Problem: Count the lines in the data below that contain the string "title", treating uppercase and lowercase as different, and reply with the number alone.

Exercise input:
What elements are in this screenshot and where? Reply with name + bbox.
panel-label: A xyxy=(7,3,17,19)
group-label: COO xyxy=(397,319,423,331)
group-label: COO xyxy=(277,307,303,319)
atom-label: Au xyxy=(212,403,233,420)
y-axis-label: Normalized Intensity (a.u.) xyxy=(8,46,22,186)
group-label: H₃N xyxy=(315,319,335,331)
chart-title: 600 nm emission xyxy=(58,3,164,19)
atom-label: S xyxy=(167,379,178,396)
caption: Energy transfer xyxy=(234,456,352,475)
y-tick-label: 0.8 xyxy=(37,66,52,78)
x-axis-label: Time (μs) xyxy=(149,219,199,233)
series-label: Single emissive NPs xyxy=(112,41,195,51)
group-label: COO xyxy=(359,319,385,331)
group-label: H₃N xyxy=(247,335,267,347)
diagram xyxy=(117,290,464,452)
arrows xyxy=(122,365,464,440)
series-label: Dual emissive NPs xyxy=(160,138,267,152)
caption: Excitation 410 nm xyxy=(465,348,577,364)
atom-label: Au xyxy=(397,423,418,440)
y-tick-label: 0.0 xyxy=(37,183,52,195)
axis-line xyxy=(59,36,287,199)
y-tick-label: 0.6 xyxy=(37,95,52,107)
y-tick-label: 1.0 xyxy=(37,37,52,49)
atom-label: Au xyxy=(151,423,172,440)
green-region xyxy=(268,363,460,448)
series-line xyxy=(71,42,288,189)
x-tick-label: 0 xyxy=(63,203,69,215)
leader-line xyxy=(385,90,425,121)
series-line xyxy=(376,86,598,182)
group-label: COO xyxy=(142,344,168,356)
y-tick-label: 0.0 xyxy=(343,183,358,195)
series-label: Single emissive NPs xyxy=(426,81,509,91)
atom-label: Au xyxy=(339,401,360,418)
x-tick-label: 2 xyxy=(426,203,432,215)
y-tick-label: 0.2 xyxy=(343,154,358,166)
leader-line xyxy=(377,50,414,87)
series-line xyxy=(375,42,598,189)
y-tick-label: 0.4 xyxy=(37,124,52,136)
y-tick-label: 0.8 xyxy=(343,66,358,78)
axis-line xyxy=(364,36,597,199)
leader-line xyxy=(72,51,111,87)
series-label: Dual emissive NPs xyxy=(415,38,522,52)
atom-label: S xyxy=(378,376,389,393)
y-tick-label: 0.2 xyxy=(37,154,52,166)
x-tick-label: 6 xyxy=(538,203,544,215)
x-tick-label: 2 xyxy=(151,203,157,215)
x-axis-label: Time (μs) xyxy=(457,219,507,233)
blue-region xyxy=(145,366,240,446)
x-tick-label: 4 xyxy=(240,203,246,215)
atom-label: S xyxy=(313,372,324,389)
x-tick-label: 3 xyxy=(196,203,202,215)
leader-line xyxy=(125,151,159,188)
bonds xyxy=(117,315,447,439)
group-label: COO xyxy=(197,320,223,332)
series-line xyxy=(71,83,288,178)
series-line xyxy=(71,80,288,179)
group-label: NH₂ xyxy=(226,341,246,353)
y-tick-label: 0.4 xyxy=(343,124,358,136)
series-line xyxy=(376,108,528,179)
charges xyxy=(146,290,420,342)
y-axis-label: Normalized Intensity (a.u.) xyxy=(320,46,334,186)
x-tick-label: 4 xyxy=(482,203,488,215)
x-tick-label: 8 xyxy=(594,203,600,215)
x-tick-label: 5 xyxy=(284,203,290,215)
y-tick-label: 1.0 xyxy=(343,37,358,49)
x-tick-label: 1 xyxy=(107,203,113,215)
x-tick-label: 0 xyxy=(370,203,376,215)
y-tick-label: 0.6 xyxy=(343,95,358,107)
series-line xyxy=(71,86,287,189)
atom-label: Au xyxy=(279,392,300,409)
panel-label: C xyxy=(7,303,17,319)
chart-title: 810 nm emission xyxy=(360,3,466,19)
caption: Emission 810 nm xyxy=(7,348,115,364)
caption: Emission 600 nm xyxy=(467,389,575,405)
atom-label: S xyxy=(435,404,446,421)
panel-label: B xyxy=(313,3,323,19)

Finished answer: 2